Extracted data Block Start
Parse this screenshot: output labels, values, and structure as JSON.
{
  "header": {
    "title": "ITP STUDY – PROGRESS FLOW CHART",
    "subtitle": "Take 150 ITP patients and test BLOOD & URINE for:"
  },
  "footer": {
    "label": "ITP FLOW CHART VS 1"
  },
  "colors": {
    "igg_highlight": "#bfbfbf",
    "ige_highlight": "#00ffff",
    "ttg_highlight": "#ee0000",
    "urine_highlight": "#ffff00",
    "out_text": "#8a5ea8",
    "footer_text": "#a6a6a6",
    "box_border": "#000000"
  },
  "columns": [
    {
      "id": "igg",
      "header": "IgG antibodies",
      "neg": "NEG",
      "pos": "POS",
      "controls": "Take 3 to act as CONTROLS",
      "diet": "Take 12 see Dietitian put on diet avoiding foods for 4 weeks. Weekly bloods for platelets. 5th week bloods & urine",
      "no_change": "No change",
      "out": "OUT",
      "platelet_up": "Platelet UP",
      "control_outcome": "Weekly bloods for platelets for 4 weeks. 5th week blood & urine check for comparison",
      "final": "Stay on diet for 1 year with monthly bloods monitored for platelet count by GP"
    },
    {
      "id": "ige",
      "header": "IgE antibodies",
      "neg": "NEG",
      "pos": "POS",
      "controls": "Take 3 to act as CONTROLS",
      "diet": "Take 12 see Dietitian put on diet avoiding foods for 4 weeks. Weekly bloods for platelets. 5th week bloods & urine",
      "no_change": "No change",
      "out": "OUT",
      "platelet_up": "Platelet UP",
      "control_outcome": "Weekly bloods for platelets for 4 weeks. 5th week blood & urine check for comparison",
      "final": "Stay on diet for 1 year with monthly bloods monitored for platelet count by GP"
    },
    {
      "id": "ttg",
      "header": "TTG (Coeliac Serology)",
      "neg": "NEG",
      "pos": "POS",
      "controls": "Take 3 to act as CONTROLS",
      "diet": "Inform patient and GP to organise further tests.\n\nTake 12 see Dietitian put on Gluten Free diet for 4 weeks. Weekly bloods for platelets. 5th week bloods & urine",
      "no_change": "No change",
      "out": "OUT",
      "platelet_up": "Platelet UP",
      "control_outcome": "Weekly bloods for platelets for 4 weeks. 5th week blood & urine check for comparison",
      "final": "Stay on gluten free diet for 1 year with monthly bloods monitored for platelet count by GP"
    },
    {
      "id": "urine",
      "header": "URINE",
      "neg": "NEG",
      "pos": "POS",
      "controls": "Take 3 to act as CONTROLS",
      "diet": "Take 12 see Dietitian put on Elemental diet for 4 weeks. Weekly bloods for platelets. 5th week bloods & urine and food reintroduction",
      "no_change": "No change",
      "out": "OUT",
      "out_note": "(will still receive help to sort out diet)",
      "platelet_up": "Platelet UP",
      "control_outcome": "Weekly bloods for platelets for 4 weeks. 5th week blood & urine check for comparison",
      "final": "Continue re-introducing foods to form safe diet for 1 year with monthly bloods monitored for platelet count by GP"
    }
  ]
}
Extracted data Block End
About this task
Return every line of the data above in which "final" appears.

Solved problem
      "final": "Stay on diet for 1 year with monthly bloods monitored for platelet count by GP"
      "final": "Stay on diet for 1 year with monthly bloods monitored for platelet count by GP"
      "final": "Stay on gluten free diet for 1 year with monthly bloods monitored for platelet count by GP"
      "final": "Continue re-introducing foods to form safe diet for 1 year with monthly bloods monitored for platelet count by GP"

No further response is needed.